> WHAT TO WORK ON: Collect all lines containing the word "name" from the data.

Collected data
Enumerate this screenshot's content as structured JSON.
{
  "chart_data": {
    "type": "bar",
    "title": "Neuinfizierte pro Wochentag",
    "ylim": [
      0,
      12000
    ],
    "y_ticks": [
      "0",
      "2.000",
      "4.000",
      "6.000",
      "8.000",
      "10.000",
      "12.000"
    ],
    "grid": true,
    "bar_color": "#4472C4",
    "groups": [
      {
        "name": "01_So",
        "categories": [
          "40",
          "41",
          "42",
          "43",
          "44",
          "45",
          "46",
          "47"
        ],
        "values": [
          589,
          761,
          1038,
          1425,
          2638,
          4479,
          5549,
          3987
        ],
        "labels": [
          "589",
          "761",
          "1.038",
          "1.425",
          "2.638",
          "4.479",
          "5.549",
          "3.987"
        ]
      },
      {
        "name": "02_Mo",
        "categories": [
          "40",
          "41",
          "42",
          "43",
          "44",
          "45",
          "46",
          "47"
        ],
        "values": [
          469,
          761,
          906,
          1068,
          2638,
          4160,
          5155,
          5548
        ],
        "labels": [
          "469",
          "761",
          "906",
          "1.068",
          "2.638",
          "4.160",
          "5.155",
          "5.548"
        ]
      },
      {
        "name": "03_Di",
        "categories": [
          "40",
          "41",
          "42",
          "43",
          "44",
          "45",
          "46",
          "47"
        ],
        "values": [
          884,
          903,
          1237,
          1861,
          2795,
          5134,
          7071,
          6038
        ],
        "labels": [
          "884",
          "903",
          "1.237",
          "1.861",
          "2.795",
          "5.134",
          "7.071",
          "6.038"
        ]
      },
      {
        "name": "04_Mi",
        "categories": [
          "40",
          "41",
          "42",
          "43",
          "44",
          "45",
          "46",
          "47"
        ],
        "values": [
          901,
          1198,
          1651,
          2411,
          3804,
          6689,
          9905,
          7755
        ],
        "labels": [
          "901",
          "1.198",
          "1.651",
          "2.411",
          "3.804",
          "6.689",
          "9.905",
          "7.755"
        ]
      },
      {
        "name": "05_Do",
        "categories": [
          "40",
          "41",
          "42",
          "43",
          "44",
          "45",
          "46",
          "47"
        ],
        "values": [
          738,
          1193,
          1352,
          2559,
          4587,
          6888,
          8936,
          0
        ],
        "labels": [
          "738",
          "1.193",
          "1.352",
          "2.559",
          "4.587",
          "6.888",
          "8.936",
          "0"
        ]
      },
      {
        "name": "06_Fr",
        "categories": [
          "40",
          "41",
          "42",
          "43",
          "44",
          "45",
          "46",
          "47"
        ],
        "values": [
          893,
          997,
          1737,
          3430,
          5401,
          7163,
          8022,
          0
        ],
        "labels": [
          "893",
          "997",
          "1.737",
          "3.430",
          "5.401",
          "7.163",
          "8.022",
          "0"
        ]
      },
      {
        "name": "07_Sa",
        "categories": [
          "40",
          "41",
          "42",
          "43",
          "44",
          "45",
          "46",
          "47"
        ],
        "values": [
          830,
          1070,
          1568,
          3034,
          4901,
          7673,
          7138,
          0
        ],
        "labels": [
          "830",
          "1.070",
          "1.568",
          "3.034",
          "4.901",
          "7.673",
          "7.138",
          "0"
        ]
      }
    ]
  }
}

> FINAL RESULT:
        "name": "01_So",
        "name": "02_Mo",
        "name": "03_Di",
        "name": "04_Mi",
        "name": "05_Do",
        "name": "06_Fr",
        "name": "07_Sa",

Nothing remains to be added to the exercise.